>> start Provided material

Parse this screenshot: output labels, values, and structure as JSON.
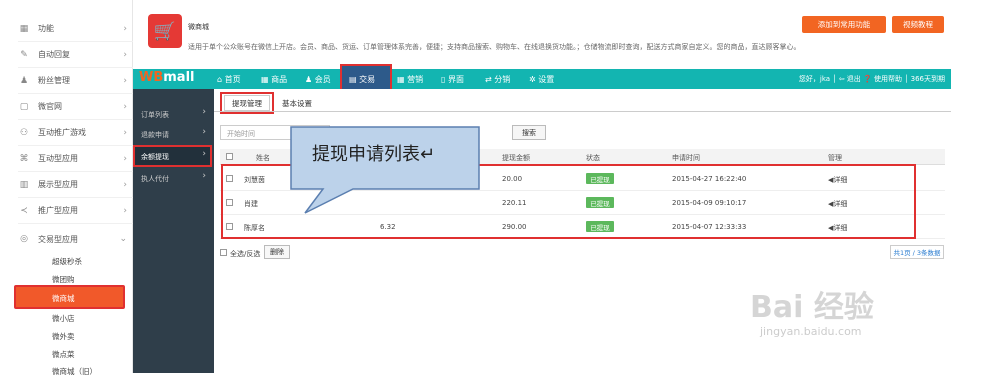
{
  "sidebar": {
    "items": [
      {
        "label": "功能",
        "icon": "grid-icon"
      },
      {
        "label": "自动回复",
        "icon": "reply-icon"
      },
      {
        "label": "粉丝管理",
        "icon": "fans-icon"
      },
      {
        "label": "微官网",
        "icon": "page-icon"
      },
      {
        "label": "互动推广游戏",
        "icon": "gamepad-icon"
      },
      {
        "label": "互动型应用",
        "icon": "cmd-icon"
      },
      {
        "label": "展示型应用",
        "icon": "book-icon"
      },
      {
        "label": "推广型应用",
        "icon": "share-icon"
      },
      {
        "label": "交易型应用",
        "icon": "trade-icon"
      }
    ],
    "subitems": [
      "超级秒杀",
      "微团购",
      "微商城",
      "微小店",
      "微外卖",
      "微点菜",
      "微商城（旧）"
    ]
  },
  "header": {
    "title": "微商城",
    "desc": "适用于单个公众账号在微信上开店。会员、商品、货运、订单管理体系完善，便捷；支持商品搜索、购物车、在线退换货功能。；仓储物流即时查询，配送方式商家自定义。您的商品，直达顾客掌心。",
    "btn_add": "添加到常用功能",
    "btn_video": "视频教程"
  },
  "nav": {
    "logo_a": "WB",
    "logo_b": "mall",
    "items": [
      "首页",
      "商品",
      "会员",
      "交易",
      "营销",
      "界面",
      "分销",
      "设置"
    ],
    "right": "您好，jka │ ⇦ 退出 ❓ 使用帮助 │ 366天到期"
  },
  "left_menu": [
    "订单列表",
    "退款申请",
    "余额提现",
    "执人代付"
  ],
  "tabs": [
    "提现管理",
    "基本设置"
  ],
  "filter": {
    "date_placeholder": "开始时间",
    "search": "搜索"
  },
  "table": {
    "headers": [
      "姓名",
      "提现金额",
      "状态",
      "申请时间",
      "管理"
    ],
    "rows": [
      {
        "name": "刘慧茵",
        "col2": "",
        "amount": "20.00",
        "status": "已提现",
        "time": "2015-04-27 16:22:40",
        "action": "详细"
      },
      {
        "name": "肖建",
        "col2": "",
        "amount": "220.11",
        "status": "已提现",
        "time": "2015-04-09 09:10:17",
        "action": "详细"
      },
      {
        "name": "陈厚名",
        "col2": "6.32",
        "amount": "290.00",
        "status": "已提现",
        "time": "2015-04-07 12:33:33",
        "action": "详细"
      }
    ]
  },
  "footer": {
    "select_all": "全选/反选",
    "delete": "删除",
    "pager": "共1页 / 3条数据"
  },
  "callout": "提现申请列表↵",
  "watermark": {
    "main": "Bai 经验",
    "url": "jingyan.baidu.com"
  },
  "colors": {
    "teal": "#13b5b1",
    "orange": "#f26522",
    "red_highlight": "#e03030",
    "dark_menu": "#2f3e4a",
    "status_green": "#5cb85c"
  }
}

>> end Provided material

*What you have to do:* Locate all lines in the listing above with the word "time". Copy them.

*Task answer:*
        "time": "2015-04-27 16:22:40",
        "time": "2015-04-09 09:10:17",
        "time": "2015-04-07 12:33:33",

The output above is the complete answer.